[Begin Source material]

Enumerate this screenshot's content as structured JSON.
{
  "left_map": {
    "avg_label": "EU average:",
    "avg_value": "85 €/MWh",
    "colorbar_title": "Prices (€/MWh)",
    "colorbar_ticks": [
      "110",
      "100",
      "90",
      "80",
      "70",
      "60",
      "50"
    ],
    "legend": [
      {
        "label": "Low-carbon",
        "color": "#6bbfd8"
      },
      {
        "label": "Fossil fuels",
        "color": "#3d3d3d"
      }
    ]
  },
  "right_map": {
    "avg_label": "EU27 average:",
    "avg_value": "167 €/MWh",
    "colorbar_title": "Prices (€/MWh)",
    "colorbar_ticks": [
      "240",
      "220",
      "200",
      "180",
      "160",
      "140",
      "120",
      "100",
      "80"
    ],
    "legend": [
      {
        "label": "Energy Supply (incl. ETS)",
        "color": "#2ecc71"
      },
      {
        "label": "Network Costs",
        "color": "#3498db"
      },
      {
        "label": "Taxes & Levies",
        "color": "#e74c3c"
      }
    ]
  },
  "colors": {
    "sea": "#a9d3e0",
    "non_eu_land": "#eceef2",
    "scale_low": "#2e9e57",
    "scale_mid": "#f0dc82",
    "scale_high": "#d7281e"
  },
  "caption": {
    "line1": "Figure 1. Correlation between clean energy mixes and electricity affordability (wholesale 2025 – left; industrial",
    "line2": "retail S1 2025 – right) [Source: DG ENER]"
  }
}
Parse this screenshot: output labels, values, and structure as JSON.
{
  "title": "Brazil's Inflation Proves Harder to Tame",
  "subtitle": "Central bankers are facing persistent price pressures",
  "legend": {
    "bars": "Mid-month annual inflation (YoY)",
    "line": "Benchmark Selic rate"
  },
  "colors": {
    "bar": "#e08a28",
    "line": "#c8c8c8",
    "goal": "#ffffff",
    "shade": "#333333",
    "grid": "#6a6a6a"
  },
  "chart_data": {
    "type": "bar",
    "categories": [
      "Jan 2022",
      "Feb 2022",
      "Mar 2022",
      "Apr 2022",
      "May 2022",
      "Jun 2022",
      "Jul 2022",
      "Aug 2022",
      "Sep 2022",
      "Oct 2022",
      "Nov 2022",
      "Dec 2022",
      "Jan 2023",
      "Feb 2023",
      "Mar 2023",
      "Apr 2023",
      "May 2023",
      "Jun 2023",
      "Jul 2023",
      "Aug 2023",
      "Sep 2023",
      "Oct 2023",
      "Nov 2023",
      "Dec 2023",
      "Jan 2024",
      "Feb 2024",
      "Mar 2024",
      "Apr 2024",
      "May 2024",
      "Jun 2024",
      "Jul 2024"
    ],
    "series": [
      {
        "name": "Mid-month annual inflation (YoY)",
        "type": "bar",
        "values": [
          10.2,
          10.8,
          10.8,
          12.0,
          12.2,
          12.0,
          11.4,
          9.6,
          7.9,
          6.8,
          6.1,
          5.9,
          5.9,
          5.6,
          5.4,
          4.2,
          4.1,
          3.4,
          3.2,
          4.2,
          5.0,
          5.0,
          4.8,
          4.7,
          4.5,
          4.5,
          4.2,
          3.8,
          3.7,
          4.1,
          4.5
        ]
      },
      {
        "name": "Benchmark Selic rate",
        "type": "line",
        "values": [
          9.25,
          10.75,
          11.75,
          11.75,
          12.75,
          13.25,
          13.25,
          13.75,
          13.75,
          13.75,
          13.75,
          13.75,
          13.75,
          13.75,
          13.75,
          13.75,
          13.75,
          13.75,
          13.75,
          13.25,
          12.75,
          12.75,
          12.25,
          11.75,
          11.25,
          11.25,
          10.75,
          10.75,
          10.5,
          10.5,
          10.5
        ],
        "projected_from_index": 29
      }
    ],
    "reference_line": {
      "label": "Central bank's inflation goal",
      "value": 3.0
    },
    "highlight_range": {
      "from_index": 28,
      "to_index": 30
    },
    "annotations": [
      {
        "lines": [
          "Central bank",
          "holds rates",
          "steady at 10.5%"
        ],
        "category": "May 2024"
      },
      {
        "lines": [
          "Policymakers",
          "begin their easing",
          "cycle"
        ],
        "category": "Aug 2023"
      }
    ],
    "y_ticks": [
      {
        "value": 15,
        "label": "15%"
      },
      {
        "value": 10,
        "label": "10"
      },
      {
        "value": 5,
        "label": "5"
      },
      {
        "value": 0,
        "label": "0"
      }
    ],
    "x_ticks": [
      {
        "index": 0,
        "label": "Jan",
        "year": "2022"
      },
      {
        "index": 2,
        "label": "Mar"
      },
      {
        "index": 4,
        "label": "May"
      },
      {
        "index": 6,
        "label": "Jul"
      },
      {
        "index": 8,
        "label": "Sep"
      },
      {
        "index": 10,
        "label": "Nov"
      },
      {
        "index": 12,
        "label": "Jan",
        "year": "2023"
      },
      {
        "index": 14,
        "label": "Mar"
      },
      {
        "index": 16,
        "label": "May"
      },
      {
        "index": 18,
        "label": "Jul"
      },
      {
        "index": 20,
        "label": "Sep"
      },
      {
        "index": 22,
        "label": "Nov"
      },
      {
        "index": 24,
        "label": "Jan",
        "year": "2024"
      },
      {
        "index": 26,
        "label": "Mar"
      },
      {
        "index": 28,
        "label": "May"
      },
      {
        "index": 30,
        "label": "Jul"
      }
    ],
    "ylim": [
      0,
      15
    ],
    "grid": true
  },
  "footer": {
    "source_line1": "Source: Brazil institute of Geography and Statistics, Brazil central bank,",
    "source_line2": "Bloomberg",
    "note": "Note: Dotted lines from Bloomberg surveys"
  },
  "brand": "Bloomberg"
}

[End Source material]

Find the lines with the string "name" and reproduce them.

        "name": "Mid-month annual inflation (YoY)",
        "name": "Benchmark Selic rate",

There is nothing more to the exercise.